╭─ Listed entries

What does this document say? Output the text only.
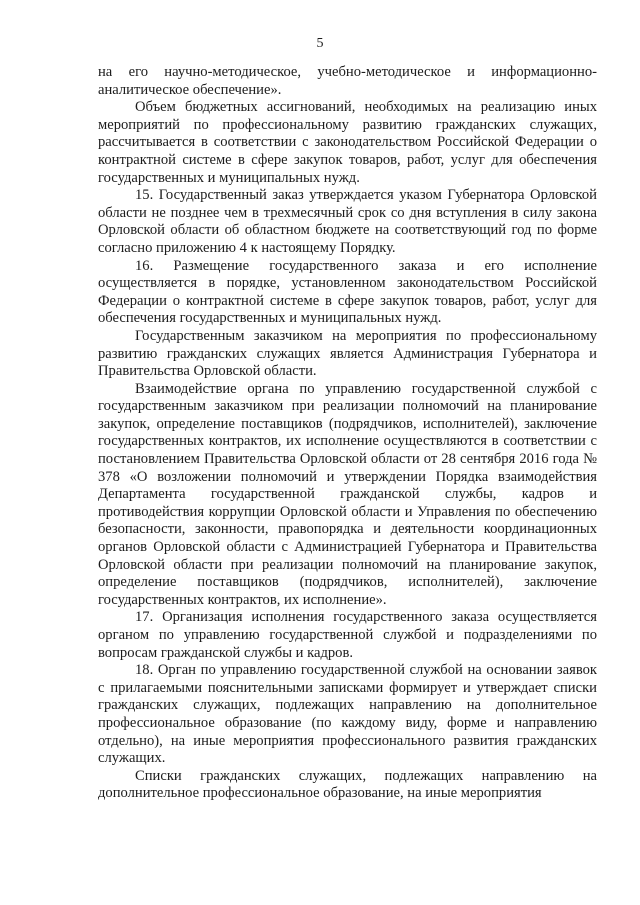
5

на его научно-методическое, учебно-методическое и информационно-аналитическое обеспечение».

Объем бюджетных ассигнований, необходимых на реализацию иных мероприятий по профессиональному развитию гражданских служащих, рассчитывается в соответствии с законодательством Российской Федерации о контрактной системе в сфере закупок товаров, работ, услуг для обеспечения государственных и муниципальных нужд.

15. Государственный заказ утверждается указом Губернатора Орловской области не позднее чем в трехмесячный срок со дня вступления в силу закона Орловской области об областном бюджете на соответствующий год по форме согласно приложению 4 к настоящему Порядку.

16. Размещение государственного заказа и его исполнение осуществляется в порядке, установленном законодательством Российской Федерации о контрактной системе в сфере закупок товаров, работ, услуг для обеспечения государственных и муниципальных нужд.

Государственным заказчиком на мероприятия по профессиональному развитию гражданских служащих является Администрация Губернатора и Правительства Орловской области.

Взаимодействие органа по управлению государственной службой с государственным заказчиком при реализации полномочий на планирование закупок, определение поставщиков (подрядчиков, исполнителей), заключение государственных контрактов, их исполнение осуществляются в соответствии с постановлением Правительства Орловской области от 28 сентября 2016 года № 378 «О возложении полномочий и утверждении Порядка взаимодействия Департамента государственной гражданской службы, кадров и противодействия коррупции Орловской области и Управления по обеспечению безопасности, законности, правопорядка и деятельности координационных органов Орловской области с Администрацией Губернатора и Правительства Орловской области при реализации полномочий на планирование закупок, определение поставщиков (подрядчиков, исполнителей), заключение государственных контрактов, их исполнение».

17. Организация исполнения государственного заказа осуществляется органом по управлению государственной службой и подразделениями по вопросам гражданской службы и кадров.

18. Орган по управлению государственной службой на основании заявок с прилагаемыми пояснительными записками формирует и утверждает списки гражданских служащих, подлежащих направлению на дополнительное профессиональное образование (по каждому виду, форме и направлению отдельно), на иные мероприятия профессионального развития гражданских служащих.

Списки гражданских служащих, подлежащих направлению на дополнительное профессиональное образование, на иные мероприятия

╰─

Print out the whole of the material word for word, without pictures.

**Solved exercise**
What does this document say? Output the text only.
5

на его научно-методическое, учебно-методическое и информационно-аналитическое обеспечение».

Объем бюджетных ассигнований, необходимых на реализацию иных мероприятий по профессиональному развитию гражданских служащих, рассчитывается в соответствии с законодательством Российской Федерации о контрактной системе в сфере закупок товаров, работ, услуг для обеспечения государственных и муниципальных нужд.

15. Государственный заказ утверждается указом Губернатора Орловской области не позднее чем в трехмесячный срок со дня вступления в силу закона Орловской области об областном бюджете на соответствующий год по форме согласно приложению 4 к настоящему Порядку.

16. Размещение государственного заказа и его исполнение осуществляется в порядке, установленном законодательством Российской Федерации о контрактной системе в сфере закупок товаров, работ, услуг для обеспечения государственных и муниципальных нужд.

Государственным заказчиком на мероприятия по профессиональному развитию гражданских служащих является Администрация Губернатора и Правительства Орловской области.

Взаимодействие органа по управлению государственной службой с государственным заказчиком при реализации полномочий на планирование закупок, определение поставщиков (подрядчиков, исполнителей), заключение государственных контрактов, их исполнение осуществляются в соответствии с постановлением Правительства Орловской области от 28 сентября 2016 года № 378 «О возложении полномочий и утверждении Порядка взаимодействия Департамента государственной гражданской службы, кадров и противодействия коррупции Орловской области и Управления по обеспечению безопасности, законности, правопорядка и деятельности координационных органов Орловской области с Администрацией Губернатора и Правительства Орловской области при реализации полномочий на планирование закупок, определение поставщиков (подрядчиков, исполнителей), заключение государственных контрактов, их исполнение».

17. Организация исполнения государственного заказа осуществляется органом по управлению государственной службой и подразделениями по вопросам гражданской службы и кадров.

18. Орган по управлению государственной службой на основании заявок с прилагаемыми пояснительными записками формирует и утверждает списки гражданских служащих, подлежащих направлению на дополнительное профессиональное образование (по каждому виду, форме и направлению отдельно), на иные мероприятия профессионального развития гражданских служащих.

Списки гражданских служащих, подлежащих направлению на дополнительное профессиональное образование, на иные мероприятия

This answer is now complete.